● **Set exercise**: In the economic history of Ellerton below, reproduce word for word the stretch from "Workers for the" through "in Wide Street.".

● **Text passage**:
+ + + + + + +

Economic History

Ellerton Priory parish contains Rose Moor and other scattered farms, and the straggling village of Ellerton. It is pleasantly situated on the east side of the Derwent vale, 9 miles N.N.W. of Howden, and 14 miles S.E. by S. of York. The area is 2,551 acres of land, 1 of water and 5 of tidal water.


Land and Crops

The soil is sand and clay; subsoil, sand. The chief crops are wheat, potatoes, barley, oats, turnips and clover. The Ings are laid down in meadow.


The evidence from wills also show that livestock, including pigs, sheep, horses and cattle were farmed throughout the medieval and late modern period. There are also ample references referring to grazing on the Ings. The Ings hay meadows were cut in early July, then grazed with sheep or cattle until the late autumn. Many other fields were referred to in estate documents as being used as pasture for animals.


Workers for the fields and houseservants were generally recruited from the Selby Hiring Fair, held on Martinmas Monday. The farmers and agricultural labourers stood near to the Abbey, whilst the lads and lasses stood at the other end of the market near the banks. After the hiring was concluded the workers would celebrate in a fair held in Wide Street.






The chief communications artery to and from Ellerton for many centuries has been the river Derwent. The 38 miles of river between Malton and its confluence with the river Ouse have almost certainly been used by small craft since the time of the Romans, and improvements in the 18th century permitted navigation by the barges then trading on other Yorkshire rivers. The unusual upstream facing outfall of the Derwent is manmade. It is believed to have been cut during the Roman occupation of Britain to reduce the distance between the Derwent mouth and the Roman legionary headquarters at York by 9 miles. The first navigation weir, also believed to be of Roman origin, was a flash weir built near Wheldrake to raise the level of the river upstream and regulate its flow downstream.


During the reign of King John (1199-1216) a water mill on the Derwent at Wheldrake was given to the monks of Fountains Abbey and later in the thirteenth century a weir is known to have existed at the same place. By 1462 when the Lord Mayor of York was authorised to "correct and amend defects" of the Derwent "from the Ouse as far as the town and bridge of Sutton upon Derwent" the river must have been navigable at least to Sutton. A corn mill existed at Sutton upon Derwent by 1597. It was rebuilt in 1836 and continued in use until 1960.There are other water mill sites at Stamford Bridge, Buttercrambe, Howsham, Kirkham and Malton. (Navigation on the Yorkshire Derwent, Pat Jones, 2000).

+ + + + + + +

● **Raw data**:
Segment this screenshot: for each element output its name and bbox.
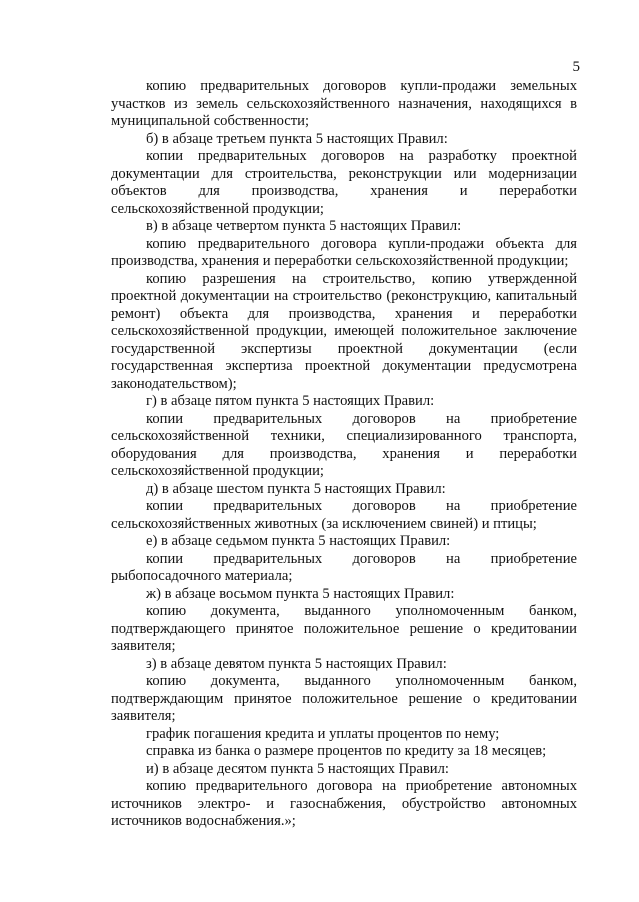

+ + + + + + +

● **Exercise result**:
Workers for the fields and houseservants were generally recruited from the Selby Hiring Fair, held on Martinmas Monday. The farmers and agricultural labourers stood near to the Abbey, whilst the lads and lasses stood at the other end of the market near the banks. After the hiring was concluded the workers would celebrate in a fair held in Wide Street.